▶ [Exercise details]: Repeat the data verbatim.

[Start Supplied material]

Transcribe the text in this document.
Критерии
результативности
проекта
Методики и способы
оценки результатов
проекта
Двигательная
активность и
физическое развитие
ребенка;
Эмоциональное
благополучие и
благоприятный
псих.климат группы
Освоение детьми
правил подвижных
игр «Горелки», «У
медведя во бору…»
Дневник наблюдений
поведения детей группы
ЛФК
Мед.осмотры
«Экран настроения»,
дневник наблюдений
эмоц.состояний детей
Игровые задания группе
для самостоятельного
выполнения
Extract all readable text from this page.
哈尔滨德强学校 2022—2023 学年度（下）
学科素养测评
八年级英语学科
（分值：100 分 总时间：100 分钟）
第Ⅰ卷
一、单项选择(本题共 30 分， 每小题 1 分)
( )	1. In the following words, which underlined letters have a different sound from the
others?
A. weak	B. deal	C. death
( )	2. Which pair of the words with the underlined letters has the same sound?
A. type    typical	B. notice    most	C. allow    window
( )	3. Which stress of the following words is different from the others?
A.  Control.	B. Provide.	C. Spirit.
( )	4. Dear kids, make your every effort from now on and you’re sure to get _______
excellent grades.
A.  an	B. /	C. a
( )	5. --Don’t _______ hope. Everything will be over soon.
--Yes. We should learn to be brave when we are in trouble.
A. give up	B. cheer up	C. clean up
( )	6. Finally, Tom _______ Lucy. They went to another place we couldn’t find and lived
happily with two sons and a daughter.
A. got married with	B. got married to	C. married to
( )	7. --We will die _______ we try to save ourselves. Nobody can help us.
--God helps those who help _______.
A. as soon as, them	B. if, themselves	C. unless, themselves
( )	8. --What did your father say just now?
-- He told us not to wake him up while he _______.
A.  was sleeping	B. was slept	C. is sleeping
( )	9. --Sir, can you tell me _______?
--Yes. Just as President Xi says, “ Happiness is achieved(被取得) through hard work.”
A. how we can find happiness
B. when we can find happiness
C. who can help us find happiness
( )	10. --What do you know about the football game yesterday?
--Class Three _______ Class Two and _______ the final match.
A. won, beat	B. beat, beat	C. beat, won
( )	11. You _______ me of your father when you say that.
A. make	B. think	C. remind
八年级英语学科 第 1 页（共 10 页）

[End Supplied material]

▶ [Answer to the task]:
Transcribe the text in this document.
Критерии
результативности
проекта
Методики и способы
оценки результатов
проекта
Двигательная
активность и
физическое развитие
ребенка;
Эмоциональное
благополучие и
благоприятный
псих.климат группы
Освоение детьми
правил подвижных
игр «Горелки», «У
медведя во бору…»
Дневник наблюдений
поведения детей группы
ЛФК
Мед.осмотры
«Экран настроения»,
дневник наблюдений
эмоц.состояний детей
Игровые задания группе
для самостоятельного
выполнения
Extract all readable text from this page.
哈尔滨德强学校 2022—2023 学年度（下）
学科素养测评
八年级英语学科
（分值：100 分 总时间：100 分钟）
第Ⅰ卷
一、单项选择(本题共 30 分， 每小题 1 分)
( )	1. In the following words, which underlined letters have a different sound from the
others?
A. weak	B. deal	C. death
( )	2. Which pair of the words with the underlined letters has the same sound?
A. type    typical	B. notice    most	C. allow    window
( )	3. Which stress of the following words is different from the others?
A.  Control.	B. Provide.	C. Spirit.
( )	4. Dear kids, make your every effort from now on and you’re sure to get _______
excellent grades.
A.  an	B. /	C. a
( )	5. --Don’t _______ hope. Everything will be over soon.
--Yes. We should learn to be brave when we are in trouble.
A. give up	B. cheer up	C. clean up
( )	6. Finally, Tom _______ Lucy. They went to another place we couldn’t find and lived
happily with two sons and a daughter.
A. got married with	B. got married to	C. married to
( )	7. --We will die _______ we try to save ourselves. Nobody can help us.
--God helps those who help _______.
A. as soon as, them	B. if, themselves	C. unless, themselves
( )	8. --What did your father say just now?
-- He told us not to wake him up while he _______.
A.  was sleeping	B. was slept	C. is sleeping
( )	9. --Sir, can you tell me _______?
--Yes. Just as President Xi says, “ Happiness is achieved(被取得) through hard work.”
A. how we can find happiness
B. when we can find happiness
C. who can help us find happiness
( )	10. --What do you know about the football game yesterday?
--Class Three _______ Class Two and _______ the final match.
A. won, beat	B. beat, beat	C. beat, won
( )	11. You _______ me of your father when you say that.
A. make	B. think	C. remind
八年级英语学科 第 1 页（共 10 页）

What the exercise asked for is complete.